%%
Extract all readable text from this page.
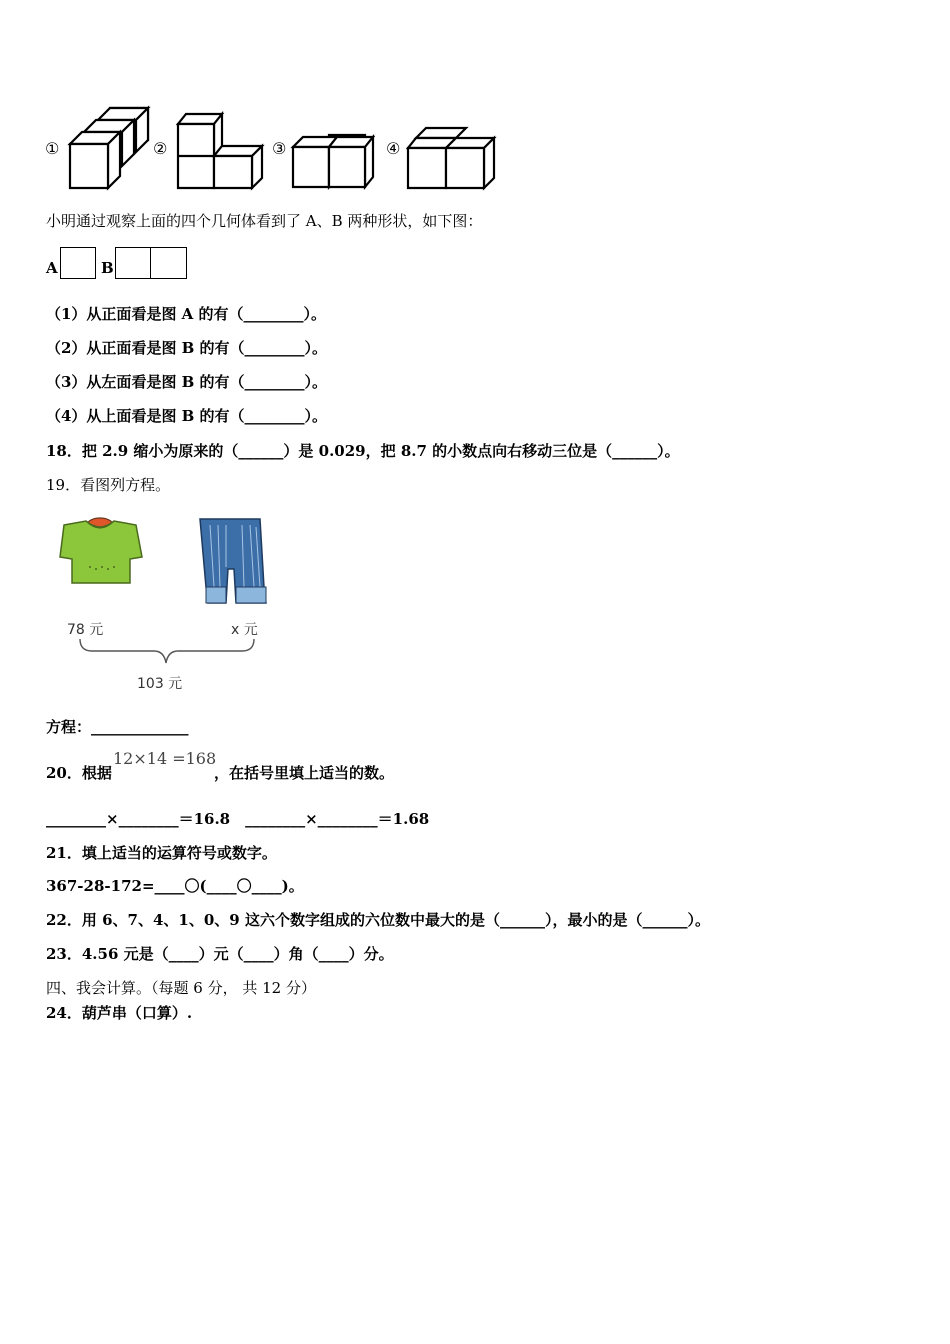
①	②	③	④
小明通过观察上面的四个几何体看到了 A、B 两种形状，如下图：
A	B
（1）从正面看是图 A 的有（________）。
（2）从正面看是图 B 的有（________）。
（3）从左面看是图 B 的有（________）。
（4）从上面看是图 B 的有（________）。
18．把 2.9 缩小为原来的（______）是 0.029，把 8.7 的小数点向右移动三位是（______）。
19．看图列方程。
78 元	x 元
103 元
方程：_____________
20．根据
12×14 =168
，在括号里填上适当的数。
________×________＝16.8　________×________＝1.68
21．填上适当的运算符号或数字。
367-28-172=____〇(____〇____)。
22．用 6、7、4、1、0、9 这六个数字组成的六位数中最大的是（______），最小的是（______）。
23．4.56 元是（____）元（____）角（____）分。
四、我会计算。（每题 6 分， 共 12 分）
24．葫芦串（口算）.
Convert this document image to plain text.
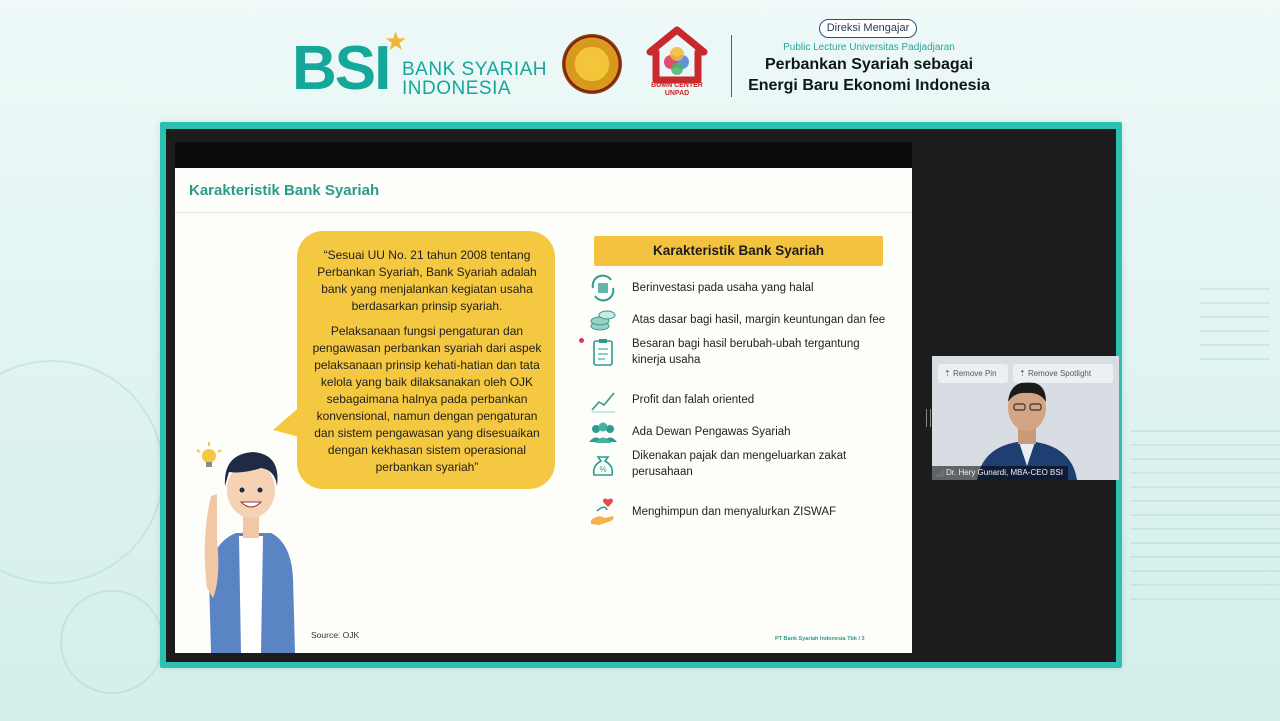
BSI
★
BANK SYARIAH
INDONESIA	BUMN CENTER
UNPAD
Direksi Mengajar
Public Lecture Universitas Padjadjaran
Perbankan Syariah sebagai
Energi Baru Ekonomi Indonesia
Karakteristik Bank Syariah

“Sesuai UU No. 21 tahun 2008 tentang Perbankan Syariah, Bank Syariah adalah bank yang menjalankan kegiatan usaha berdasarkan prinsip syariah.

Pelaksanaan fungsi pengaturan dan pengawasan perbankan syariah dari aspek pelaksanaan prinsip kehati-hatian dan tata kelola yang baik dilaksanakan oleh OJK sebagaimana halnya pada perbankan konvensional, namun dengan pengaturan dan sistem pengawasan yang disesuaikan dengan kekhasan sistem operasional perbankan syariah”

Source: OJK	PT Bank Syariah Indonesia Tbk / 3
Karakteristik Bank Syariah
Berinvestasi pada usaha yang halal
Atas dasar bagi hasil, margin keuntungan dan fee
Besaran bagi hasil berubah-ubah tergantung kinerja usaha
Profit dan falah oriented
Ada Dewan Pengawas Syariah
%
Dikenakan pajak dan mengeluarkan zakat perusahaan
Menghimpun dan menyalurkan ZISWAF
⇡ Remove Pin	⇡ Remove Spotlight
Dr. Hery Gunardi, MBA-CEO BSI
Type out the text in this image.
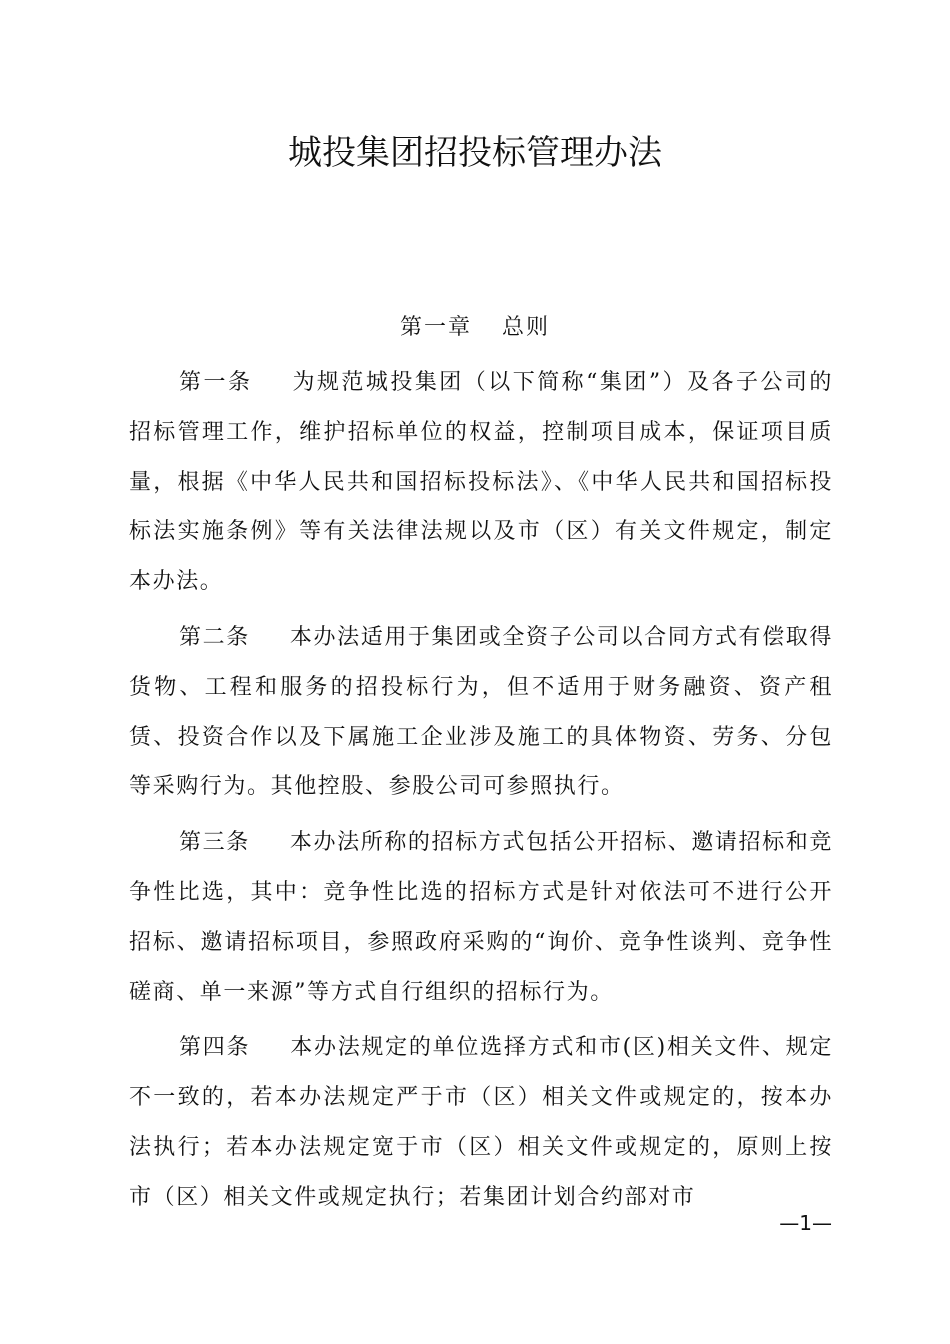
城投集团招投标管理办法
第一章 总则

第一条 为规范城投集团（以下简称“集团”）及各子公司的招标管理工作，维护招标单位的权益，控制项目成本，保证项目质量，根据《中华人民共和国招标投标法》、《中华人民共和国招标投标法实施条例》等有关法律法规以及市（区）有关文件规定，制定本办法。

第二条 本办法适用于集团或全资子公司以合同方式有偿取得货物、工程和服务的招投标行为，但不适用于财务融资、资产租赁、投资合作以及下属施工企业涉及施工的具体物资、劳务、分包等采购行为。其他控股、参股公司可参照执行。

第三条 本办法所称的招标方式包括公开招标、邀请招标和竞争性比选，其中：竞争性比选的招标方式是针对依法可不进行公开招标、邀请招标项目，参照政府采购的“询价、竞争性谈判、竞争性磋商、单一来源”等方式自行组织的招标行为。

第四条 本办法规定的单位选择方式和市(区)相关文件、规定不一致的，若本办法规定严于市（区）相关文件或规定的，按本办法执行；若本办法规定宽于市（区）相关文件或规定的，原则上按市（区）相关文件或规定执行；若集团计划合约部对市

—1—
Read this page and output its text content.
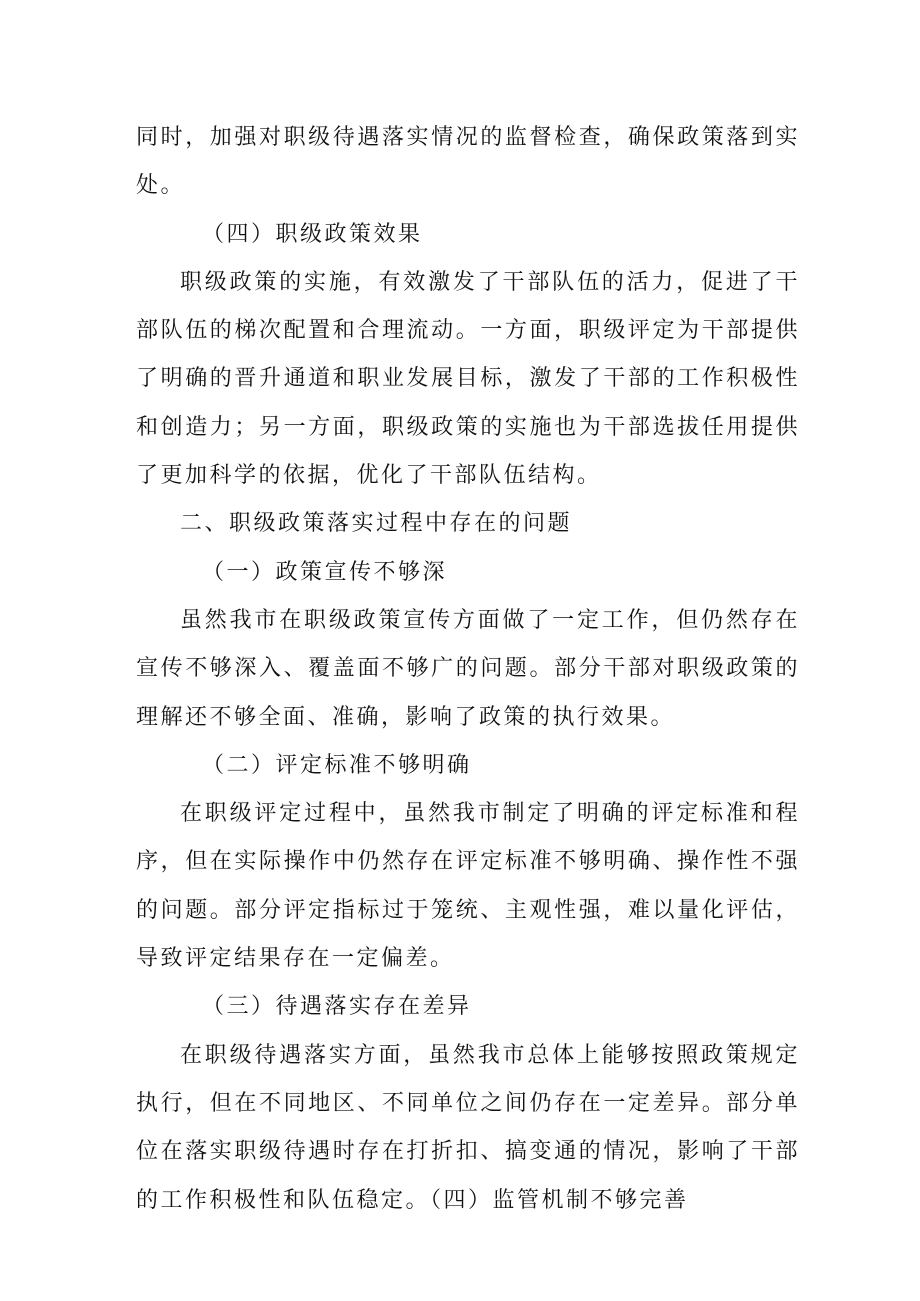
同时，加强对职级待遇落实情况的监督检查，确保政策落到实处。

（四）职级政策效果

职级政策的实施，有效激发了干部队伍的活力，促进了干部队伍的梯次配置和合理流动。一方面，职级评定为干部提供了明确的晋升通道和职业发展目标，激发了干部的工作积极性和创造力；另一方面，职级政策的实施也为干部选拔任用提供了更加科学的依据，优化了干部队伍结构。

二、职级政策落实过程中存在的问题

（一）政策宣传不够深

虽然我市在职级政策宣传方面做了一定工作，但仍然存在宣传不够深入、覆盖面不够广的问题。部分干部对职级政策的理解还不够全面、准确，影响了政策的执行效果。

（二）评定标准不够明确

在职级评定过程中，虽然我市制定了明确的评定标准和程序，但在实际操作中仍然存在评定标准不够明确、操作性不强的问题。部分评定指标过于笼统、主观性强，难以量化评估，导致评定结果存在一定偏差。

（三）待遇落实存在差异

在职级待遇落实方面，虽然我市总体上能够按照政策规定执行，但在不同地区、不同单位之间仍存在一定差异。部分单位在落实职级待遇时存在打折扣、搞变通的情况，影响了干部的工作积极性和队伍稳定。（四）监管机制不够完善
%%
• DIRECTION: Restate word for word the lines above that start at the line containing "Type out the text in this image." and run to the end of the listing; exclude the pictures.

• OUTPUT BELOW:
Type out the text in this image.
城投集团招投标管理办法
第一章 总则

第一条 为规范城投集团（以下简称“集团”）及各子公司的招标管理工作，维护招标单位的权益，控制项目成本，保证项目质量，根据《中华人民共和国招标投标法》、《中华人民共和国招标投标法实施条例》等有关法律法规以及市（区）有关文件规定，制定本办法。

第二条 本办法适用于集团或全资子公司以合同方式有偿取得货物、工程和服务的招投标行为，但不适用于财务融资、资产租赁、投资合作以及下属施工企业涉及施工的具体物资、劳务、分包等采购行为。其他控股、参股公司可参照执行。

第三条 本办法所称的招标方式包括公开招标、邀请招标和竞争性比选，其中：竞争性比选的招标方式是针对依法可不进行公开招标、邀请招标项目，参照政府采购的“询价、竞争性谈判、竞争性磋商、单一来源”等方式自行组织的招标行为。

第四条 本办法规定的单位选择方式和市(区)相关文件、规定不一致的，若本办法规定严于市（区）相关文件或规定的，按本办法执行；若本办法规定宽于市（区）相关文件或规定的，原则上按市（区）相关文件或规定执行；若集团计划合约部对市

—1—
Read this page and output its text content.
同时，加强对职级待遇落实情况的监督检查，确保政策落到实处。

（四）职级政策效果

职级政策的实施，有效激发了干部队伍的活力，促进了干部队伍的梯次配置和合理流动。一方面，职级评定为干部提供了明确的晋升通道和职业发展目标，激发了干部的工作积极性和创造力；另一方面，职级政策的实施也为干部选拔任用提供了更加科学的依据，优化了干部队伍结构。

二、职级政策落实过程中存在的问题

（一）政策宣传不够深

虽然我市在职级政策宣传方面做了一定工作，但仍然存在宣传不够深入、覆盖面不够广的问题。部分干部对职级政策的理解还不够全面、准确，影响了政策的执行效果。

（二）评定标准不够明确

在职级评定过程中，虽然我市制定了明确的评定标准和程序，但在实际操作中仍然存在评定标准不够明确、操作性不强的问题。部分评定指标过于笼统、主观性强，难以量化评估，导致评定结果存在一定偏差。

（三）待遇落实存在差异

在职级待遇落实方面，虽然我市总体上能够按照政策规定执行，但在不同地区、不同单位之间仍存在一定差异。部分单位在落实职级待遇时存在打折扣、搞变通的情况，影响了干部的工作积极性和队伍稳定。（四）监管机制不够完善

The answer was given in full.